▶ [Given request]: Scan the records below. List lines holding "when".

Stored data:

★ ★ ★ ★

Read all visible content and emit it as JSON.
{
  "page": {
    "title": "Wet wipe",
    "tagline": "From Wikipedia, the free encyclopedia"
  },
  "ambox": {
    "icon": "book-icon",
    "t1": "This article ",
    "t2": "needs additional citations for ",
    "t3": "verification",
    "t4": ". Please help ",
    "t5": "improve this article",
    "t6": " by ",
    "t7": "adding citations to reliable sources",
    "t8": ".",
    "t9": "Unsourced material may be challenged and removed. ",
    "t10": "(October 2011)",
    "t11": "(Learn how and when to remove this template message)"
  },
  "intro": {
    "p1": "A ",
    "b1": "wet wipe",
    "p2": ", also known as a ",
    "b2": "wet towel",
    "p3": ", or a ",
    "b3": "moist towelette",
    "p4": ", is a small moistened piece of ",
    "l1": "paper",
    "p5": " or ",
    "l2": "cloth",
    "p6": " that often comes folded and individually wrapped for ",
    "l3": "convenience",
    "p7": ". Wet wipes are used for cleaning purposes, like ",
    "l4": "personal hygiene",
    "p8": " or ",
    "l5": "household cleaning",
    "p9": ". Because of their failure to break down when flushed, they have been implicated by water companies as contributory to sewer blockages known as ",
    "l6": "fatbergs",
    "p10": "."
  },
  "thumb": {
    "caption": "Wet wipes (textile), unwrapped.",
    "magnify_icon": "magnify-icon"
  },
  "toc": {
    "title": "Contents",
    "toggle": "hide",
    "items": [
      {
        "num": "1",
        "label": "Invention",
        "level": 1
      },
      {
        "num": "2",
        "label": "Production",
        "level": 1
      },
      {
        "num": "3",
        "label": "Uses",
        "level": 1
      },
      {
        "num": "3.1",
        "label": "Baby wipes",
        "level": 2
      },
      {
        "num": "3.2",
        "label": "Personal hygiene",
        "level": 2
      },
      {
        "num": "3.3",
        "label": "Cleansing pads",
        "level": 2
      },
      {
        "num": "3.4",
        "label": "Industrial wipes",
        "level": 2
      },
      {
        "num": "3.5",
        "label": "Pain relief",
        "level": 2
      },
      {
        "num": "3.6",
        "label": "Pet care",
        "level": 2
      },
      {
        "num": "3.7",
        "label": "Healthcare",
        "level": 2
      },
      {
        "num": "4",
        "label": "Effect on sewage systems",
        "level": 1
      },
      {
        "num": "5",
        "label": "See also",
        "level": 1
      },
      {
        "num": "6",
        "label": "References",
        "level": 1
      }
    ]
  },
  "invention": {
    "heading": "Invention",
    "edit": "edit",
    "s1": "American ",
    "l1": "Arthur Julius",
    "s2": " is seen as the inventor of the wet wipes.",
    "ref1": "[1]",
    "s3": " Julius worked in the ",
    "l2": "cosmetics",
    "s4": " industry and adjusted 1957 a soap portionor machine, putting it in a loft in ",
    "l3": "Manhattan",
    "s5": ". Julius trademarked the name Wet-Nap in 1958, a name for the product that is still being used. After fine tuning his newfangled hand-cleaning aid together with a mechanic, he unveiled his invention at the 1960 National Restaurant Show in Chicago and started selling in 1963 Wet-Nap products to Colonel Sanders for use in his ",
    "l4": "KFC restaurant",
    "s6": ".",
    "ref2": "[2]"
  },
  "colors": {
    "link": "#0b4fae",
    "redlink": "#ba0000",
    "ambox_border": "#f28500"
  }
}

★ ★ ★ ★

▶ [Expected answer]:
    "t11": "(Learn how and when to remove this template message)"
    "p9": ". Because of their failure to break down when flushed, they have been implicated by water companies as contributory to sewer blockages known as ",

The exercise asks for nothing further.